**Problem description**
Each line of the material must be returned exactly.

**Working data**
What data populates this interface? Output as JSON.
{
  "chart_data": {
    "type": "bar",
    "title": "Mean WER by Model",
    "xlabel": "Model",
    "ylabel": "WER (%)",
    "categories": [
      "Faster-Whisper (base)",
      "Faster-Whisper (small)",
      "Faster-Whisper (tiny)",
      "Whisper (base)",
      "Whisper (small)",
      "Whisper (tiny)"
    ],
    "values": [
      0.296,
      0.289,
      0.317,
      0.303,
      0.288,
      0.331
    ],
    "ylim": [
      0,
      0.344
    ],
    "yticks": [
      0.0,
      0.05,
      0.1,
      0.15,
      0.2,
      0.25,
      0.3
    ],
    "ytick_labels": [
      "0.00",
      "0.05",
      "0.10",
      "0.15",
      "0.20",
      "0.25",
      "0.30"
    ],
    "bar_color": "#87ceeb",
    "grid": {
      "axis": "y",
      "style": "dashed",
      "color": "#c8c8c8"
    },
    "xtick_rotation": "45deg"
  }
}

**Answer**
What data populates this interface? Output as JSON.
{
  "chart_data": {
    "type": "bar",
    "title": "Mean WER by Model",
    "xlabel": "Model",
    "ylabel": "WER (%)",
    "categories": [
      "Faster-Whisper (base)",
      "Faster-Whisper (small)",
      "Faster-Whisper (tiny)",
      "Whisper (base)",
      "Whisper (small)",
      "Whisper (tiny)"
    ],
    "values": [
      0.296,
      0.289,
      0.317,
      0.303,
      0.288,
      0.331
    ],
    "ylim": [
      0,
      0.344
    ],
    "yticks": [
      0.0,
      0.05,
      0.1,
      0.15,
      0.2,
      0.25,
      0.3
    ],
    "ytick_labels": [
      "0.00",
      "0.05",
      "0.10",
      "0.15",
      "0.20",
      "0.25",
      "0.30"
    ],
    "bar_color": "#87ceeb",
    "grid": {
      "axis": "y",
      "style": "dashed",
      "color": "#c8c8c8"
    },
    "xtick_rotation": "45deg"
  }
}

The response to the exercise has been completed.